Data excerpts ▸

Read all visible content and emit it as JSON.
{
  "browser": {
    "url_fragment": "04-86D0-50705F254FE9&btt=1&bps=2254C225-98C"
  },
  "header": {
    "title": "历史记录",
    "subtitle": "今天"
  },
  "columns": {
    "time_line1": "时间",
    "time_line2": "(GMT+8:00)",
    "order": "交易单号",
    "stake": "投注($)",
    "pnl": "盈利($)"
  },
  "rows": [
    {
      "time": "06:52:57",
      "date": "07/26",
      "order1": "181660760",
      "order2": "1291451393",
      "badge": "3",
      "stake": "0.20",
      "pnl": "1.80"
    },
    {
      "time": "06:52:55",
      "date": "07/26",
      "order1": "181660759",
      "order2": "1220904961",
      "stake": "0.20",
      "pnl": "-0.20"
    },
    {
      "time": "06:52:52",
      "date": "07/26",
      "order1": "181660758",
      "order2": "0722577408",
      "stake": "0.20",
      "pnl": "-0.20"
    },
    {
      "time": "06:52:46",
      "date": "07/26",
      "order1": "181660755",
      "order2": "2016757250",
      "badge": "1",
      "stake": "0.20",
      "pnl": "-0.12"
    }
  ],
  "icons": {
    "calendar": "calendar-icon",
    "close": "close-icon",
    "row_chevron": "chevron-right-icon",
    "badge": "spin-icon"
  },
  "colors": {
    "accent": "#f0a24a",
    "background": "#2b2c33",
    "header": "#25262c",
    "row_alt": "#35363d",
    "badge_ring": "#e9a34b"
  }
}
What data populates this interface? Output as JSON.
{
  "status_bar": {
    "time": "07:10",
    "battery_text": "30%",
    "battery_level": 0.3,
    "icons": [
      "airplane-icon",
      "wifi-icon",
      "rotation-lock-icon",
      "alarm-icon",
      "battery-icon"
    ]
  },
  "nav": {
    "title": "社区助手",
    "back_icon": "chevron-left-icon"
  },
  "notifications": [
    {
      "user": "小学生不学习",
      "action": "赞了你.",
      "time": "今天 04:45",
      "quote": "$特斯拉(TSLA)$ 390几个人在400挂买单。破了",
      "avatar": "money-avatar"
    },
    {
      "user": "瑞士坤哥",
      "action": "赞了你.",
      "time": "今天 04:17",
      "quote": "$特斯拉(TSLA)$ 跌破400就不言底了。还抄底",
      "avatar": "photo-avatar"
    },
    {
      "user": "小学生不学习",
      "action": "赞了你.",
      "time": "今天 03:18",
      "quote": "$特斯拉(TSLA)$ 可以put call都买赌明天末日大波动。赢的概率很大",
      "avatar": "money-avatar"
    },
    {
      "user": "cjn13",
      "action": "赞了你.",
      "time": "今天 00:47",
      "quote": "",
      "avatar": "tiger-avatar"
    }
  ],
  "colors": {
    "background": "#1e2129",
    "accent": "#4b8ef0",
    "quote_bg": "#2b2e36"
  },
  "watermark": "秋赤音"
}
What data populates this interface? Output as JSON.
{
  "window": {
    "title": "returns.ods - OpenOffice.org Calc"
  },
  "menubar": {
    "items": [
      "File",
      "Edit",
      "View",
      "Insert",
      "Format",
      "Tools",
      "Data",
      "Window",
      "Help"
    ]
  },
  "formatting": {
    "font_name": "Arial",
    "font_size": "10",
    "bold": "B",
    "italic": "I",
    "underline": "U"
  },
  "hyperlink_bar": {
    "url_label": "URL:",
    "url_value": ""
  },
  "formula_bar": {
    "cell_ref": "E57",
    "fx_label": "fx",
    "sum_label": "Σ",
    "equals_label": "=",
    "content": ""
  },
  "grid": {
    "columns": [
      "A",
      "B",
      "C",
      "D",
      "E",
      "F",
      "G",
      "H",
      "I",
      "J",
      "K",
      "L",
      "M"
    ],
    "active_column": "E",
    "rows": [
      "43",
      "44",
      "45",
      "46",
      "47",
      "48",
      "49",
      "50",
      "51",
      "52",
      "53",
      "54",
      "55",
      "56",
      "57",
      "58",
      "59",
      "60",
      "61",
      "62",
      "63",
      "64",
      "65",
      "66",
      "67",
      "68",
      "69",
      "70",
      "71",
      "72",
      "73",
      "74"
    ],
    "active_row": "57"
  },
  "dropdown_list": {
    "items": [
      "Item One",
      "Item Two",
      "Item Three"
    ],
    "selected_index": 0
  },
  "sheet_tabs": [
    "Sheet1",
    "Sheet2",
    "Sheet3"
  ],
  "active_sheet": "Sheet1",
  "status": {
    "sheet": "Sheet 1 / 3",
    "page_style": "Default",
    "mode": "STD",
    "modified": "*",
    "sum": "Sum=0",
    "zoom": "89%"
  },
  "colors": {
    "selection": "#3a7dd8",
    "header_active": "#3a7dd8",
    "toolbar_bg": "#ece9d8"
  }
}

What to work on ▸
Look through the material above and work out how many of its lines contain "background". State the number only.

Solution to the exercise ▸
2